■ WORK TO DO ■
Within the data below, state how many lines contain the string "JSON". Provide the number only.

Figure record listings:
--------------------------------

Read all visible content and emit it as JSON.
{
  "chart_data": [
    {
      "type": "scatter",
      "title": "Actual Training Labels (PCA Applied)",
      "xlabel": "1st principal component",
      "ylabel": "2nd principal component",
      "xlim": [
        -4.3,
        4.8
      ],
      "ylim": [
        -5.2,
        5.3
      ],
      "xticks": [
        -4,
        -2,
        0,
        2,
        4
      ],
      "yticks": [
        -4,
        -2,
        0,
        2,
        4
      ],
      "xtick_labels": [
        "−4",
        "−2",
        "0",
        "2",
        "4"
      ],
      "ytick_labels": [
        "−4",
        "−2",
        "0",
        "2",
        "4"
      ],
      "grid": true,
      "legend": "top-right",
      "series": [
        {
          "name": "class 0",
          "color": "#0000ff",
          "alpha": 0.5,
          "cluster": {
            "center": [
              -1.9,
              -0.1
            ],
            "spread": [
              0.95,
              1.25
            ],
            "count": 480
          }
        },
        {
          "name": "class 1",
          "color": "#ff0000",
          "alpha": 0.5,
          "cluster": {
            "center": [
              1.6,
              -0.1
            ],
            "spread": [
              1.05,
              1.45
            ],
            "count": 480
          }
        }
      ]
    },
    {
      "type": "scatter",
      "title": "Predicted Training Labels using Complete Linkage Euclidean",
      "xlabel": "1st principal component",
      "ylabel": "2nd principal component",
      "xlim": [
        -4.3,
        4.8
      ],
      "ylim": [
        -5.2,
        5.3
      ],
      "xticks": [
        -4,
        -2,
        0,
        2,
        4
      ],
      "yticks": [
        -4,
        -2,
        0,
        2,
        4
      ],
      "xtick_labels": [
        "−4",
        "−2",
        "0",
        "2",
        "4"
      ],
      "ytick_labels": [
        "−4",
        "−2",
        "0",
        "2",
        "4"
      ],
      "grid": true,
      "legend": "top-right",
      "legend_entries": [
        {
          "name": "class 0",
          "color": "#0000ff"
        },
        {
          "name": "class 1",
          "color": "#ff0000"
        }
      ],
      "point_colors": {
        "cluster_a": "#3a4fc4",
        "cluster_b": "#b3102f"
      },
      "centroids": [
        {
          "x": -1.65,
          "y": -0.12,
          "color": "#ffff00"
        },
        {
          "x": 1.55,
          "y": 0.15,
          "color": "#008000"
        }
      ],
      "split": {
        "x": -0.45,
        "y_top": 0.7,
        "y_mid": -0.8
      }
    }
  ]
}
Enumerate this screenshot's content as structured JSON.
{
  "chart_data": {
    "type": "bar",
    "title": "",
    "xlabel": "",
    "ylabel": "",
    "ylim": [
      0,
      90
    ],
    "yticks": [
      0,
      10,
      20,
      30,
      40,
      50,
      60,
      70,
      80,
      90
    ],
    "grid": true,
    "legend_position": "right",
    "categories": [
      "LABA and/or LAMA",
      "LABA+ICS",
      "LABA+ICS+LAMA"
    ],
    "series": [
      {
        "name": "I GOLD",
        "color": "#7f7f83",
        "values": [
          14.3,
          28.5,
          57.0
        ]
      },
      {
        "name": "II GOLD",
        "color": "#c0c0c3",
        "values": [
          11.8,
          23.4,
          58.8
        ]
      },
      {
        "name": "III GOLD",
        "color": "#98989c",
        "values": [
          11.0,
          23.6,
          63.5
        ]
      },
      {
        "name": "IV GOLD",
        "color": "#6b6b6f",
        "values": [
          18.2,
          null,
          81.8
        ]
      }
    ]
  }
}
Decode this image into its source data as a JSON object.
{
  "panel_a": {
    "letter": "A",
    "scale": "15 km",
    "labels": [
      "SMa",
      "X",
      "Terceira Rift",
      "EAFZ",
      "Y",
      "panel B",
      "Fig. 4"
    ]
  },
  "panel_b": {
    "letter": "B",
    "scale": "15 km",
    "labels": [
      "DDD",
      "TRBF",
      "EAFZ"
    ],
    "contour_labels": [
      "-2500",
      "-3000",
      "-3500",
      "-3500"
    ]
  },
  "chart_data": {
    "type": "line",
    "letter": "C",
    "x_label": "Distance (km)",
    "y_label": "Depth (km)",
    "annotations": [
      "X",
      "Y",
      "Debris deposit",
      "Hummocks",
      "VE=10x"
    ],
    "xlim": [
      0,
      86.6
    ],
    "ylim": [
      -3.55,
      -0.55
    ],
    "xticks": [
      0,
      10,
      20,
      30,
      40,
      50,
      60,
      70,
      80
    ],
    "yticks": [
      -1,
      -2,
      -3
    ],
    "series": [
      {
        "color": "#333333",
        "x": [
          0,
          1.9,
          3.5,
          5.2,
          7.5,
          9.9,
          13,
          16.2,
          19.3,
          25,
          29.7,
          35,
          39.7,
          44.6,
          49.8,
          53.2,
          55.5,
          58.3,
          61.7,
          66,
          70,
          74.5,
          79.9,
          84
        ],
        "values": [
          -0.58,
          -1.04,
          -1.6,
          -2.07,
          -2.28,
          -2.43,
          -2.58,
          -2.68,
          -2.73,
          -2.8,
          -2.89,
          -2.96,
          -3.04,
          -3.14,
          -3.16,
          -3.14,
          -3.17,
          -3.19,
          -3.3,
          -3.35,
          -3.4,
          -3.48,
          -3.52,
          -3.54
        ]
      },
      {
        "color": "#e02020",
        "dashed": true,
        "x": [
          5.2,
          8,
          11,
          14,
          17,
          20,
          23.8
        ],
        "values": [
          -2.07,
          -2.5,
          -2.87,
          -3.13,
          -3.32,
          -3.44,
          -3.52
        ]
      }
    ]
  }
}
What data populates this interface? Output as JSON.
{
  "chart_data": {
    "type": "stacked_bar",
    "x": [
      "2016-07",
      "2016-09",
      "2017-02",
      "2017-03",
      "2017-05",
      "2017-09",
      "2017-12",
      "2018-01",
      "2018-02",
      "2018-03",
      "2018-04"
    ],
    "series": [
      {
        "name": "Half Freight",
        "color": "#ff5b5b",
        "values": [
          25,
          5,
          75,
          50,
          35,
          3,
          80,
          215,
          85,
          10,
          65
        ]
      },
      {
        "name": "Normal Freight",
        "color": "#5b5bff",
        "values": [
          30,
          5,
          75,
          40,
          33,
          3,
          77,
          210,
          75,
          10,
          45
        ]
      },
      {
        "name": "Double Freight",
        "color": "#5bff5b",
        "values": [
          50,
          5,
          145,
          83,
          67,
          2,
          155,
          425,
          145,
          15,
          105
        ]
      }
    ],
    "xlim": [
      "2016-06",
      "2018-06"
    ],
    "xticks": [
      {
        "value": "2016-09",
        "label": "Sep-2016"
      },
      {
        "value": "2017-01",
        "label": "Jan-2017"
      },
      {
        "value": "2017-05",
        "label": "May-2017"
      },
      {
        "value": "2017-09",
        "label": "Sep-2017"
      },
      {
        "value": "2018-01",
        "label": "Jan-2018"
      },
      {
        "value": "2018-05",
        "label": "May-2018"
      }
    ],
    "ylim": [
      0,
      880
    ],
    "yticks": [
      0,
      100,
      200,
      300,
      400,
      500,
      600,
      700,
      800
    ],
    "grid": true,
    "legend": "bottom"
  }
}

--------------------------------

■ TASK ANSWER ■
4